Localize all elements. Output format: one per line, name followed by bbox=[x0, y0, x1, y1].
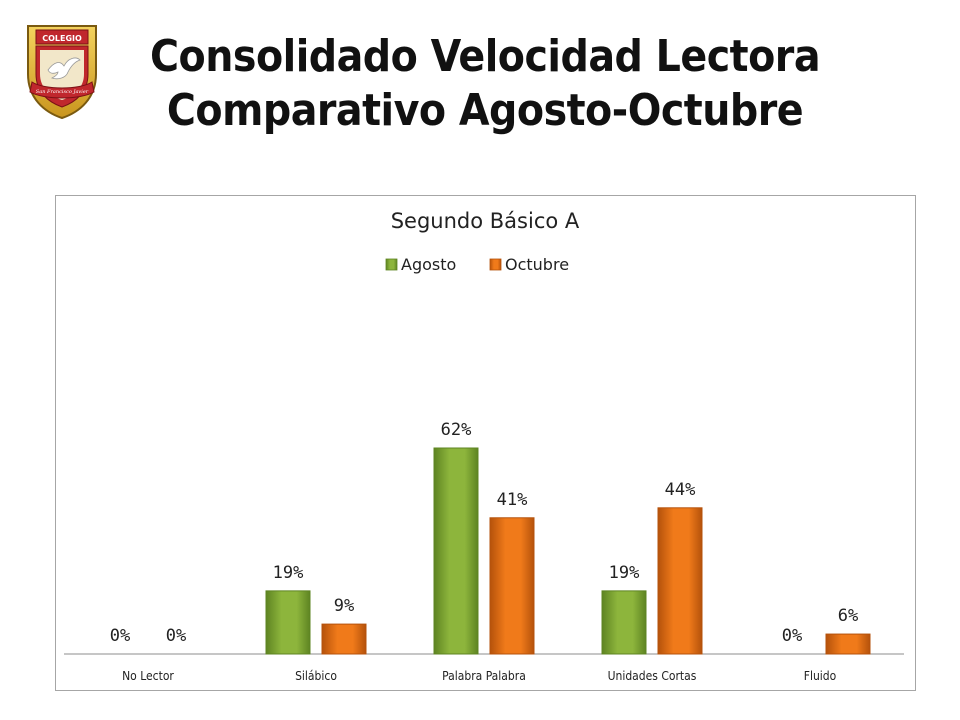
bar-octubre bbox=[657, 507, 703, 655]
logo-text: COLEGIO bbox=[42, 34, 82, 43]
bar-agosto bbox=[433, 447, 479, 655]
data-label: 0% bbox=[782, 626, 802, 646]
legend-label: Octubre bbox=[505, 255, 569, 274]
data-label: 19% bbox=[273, 563, 304, 583]
legend-label: Agosto bbox=[401, 255, 456, 274]
bar-octubre bbox=[489, 517, 535, 655]
chart-title: Segundo Básico A bbox=[391, 209, 580, 233]
data-label: 6% bbox=[838, 606, 858, 626]
page-title: Consolidado Velocidad Lectora Comparativ… bbox=[110, 30, 860, 138]
x-tick-label: Fluido bbox=[804, 669, 837, 683]
x-tick-label: Silábico bbox=[295, 669, 337, 683]
chart-canvas: Segundo Básico A Agosto Octubre No Lector 0%… bbox=[64, 209, 904, 683]
legend-swatch bbox=[385, 258, 398, 271]
data-label: 62% bbox=[441, 420, 472, 440]
data-label: 9% bbox=[334, 596, 354, 616]
x-tick-label: Palabra Palabra bbox=[442, 669, 526, 683]
data-label: 44% bbox=[665, 480, 696, 500]
bar-agosto bbox=[601, 590, 647, 655]
data-label: 41% bbox=[497, 490, 528, 510]
bar-octubre bbox=[321, 623, 367, 655]
bar-octubre bbox=[825, 633, 871, 655]
legend-swatch bbox=[489, 258, 502, 271]
bar-chart: Segundo Básico A Agosto Octubre No Lector 0%… bbox=[55, 195, 916, 691]
data-label: 19% bbox=[609, 563, 640, 583]
page-title-line1: Consolidado Velocidad Lectora bbox=[149, 31, 821, 82]
logo-motto: San Francisco Javier bbox=[36, 89, 89, 95]
data-label: 0% bbox=[166, 626, 186, 646]
data-label: 0% bbox=[110, 626, 130, 646]
x-tick-label: Unidades Cortas bbox=[608, 669, 697, 683]
crest-icon: COLEGIO San Francisco Javier bbox=[27, 25, 97, 120]
school-logo: COLEGIO San Francisco Javier bbox=[22, 22, 102, 120]
page-title-line2: Comparativo Agosto-Octubre bbox=[166, 85, 804, 136]
x-tick-label: No Lector bbox=[122, 669, 174, 683]
bar-agosto bbox=[265, 590, 311, 655]
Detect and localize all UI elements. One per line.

::::

Please repeat the data above with every "bar-octubre" switched to "bar-october" and nothing else altered. Leave out the pictures.

Localize all elements. Output format: one per line, name followed by bbox=[x0, y0, x1, y1].
bar-october bbox=[657, 507, 703, 655]
logo-text: COLEGIO bbox=[42, 34, 82, 43]
bar-agosto bbox=[433, 447, 479, 655]
data-label: 0% bbox=[782, 626, 802, 646]
legend-label: Octubre bbox=[505, 255, 569, 274]
data-label: 19% bbox=[273, 563, 304, 583]
legend-label: Agosto bbox=[401, 255, 456, 274]
bar-october bbox=[489, 517, 535, 655]
chart-title: Segundo Básico A bbox=[391, 209, 580, 233]
data-label: 6% bbox=[838, 606, 858, 626]
page-title: Consolidado Velocidad Lectora Comparativ… bbox=[110, 30, 860, 138]
x-tick-label: Fluido bbox=[804, 669, 837, 683]
x-tick-label: Silábico bbox=[295, 669, 337, 683]
chart-canvas: Segundo Básico A Agosto Octubre No Lector 0%… bbox=[64, 209, 904, 683]
legend-swatch bbox=[385, 258, 398, 271]
data-label: 62% bbox=[441, 420, 472, 440]
data-label: 9% bbox=[334, 596, 354, 616]
x-tick-label: Palabra Palabra bbox=[442, 669, 526, 683]
data-label: 44% bbox=[665, 480, 696, 500]
bar-agosto bbox=[601, 590, 647, 655]
data-label: 41% bbox=[497, 490, 528, 510]
bar-october bbox=[321, 623, 367, 655]
bar-october bbox=[825, 633, 871, 655]
legend-swatch bbox=[489, 258, 502, 271]
bar-chart: Segundo Básico A Agosto Octubre No Lector 0%… bbox=[55, 195, 916, 691]
data-label: 19% bbox=[609, 563, 640, 583]
page-title-line1: Consolidado Velocidad Lectora bbox=[149, 31, 821, 82]
logo-motto: San Francisco Javier bbox=[36, 89, 89, 95]
data-label: 0% bbox=[166, 626, 186, 646]
data-label: 0% bbox=[110, 626, 130, 646]
x-tick-label: Unidades Cortas bbox=[608, 669, 697, 683]
crest-icon: COLEGIO San Francisco Javier bbox=[27, 25, 97, 120]
school-logo: COLEGIO San Francisco Javier bbox=[22, 22, 102, 120]
page-title-line2: Comparativo Agosto-Octubre bbox=[166, 85, 804, 136]
x-tick-label: No Lector bbox=[122, 669, 174, 683]
bar-agosto bbox=[265, 590, 311, 655]
Detect and localize all UI elements. One per line.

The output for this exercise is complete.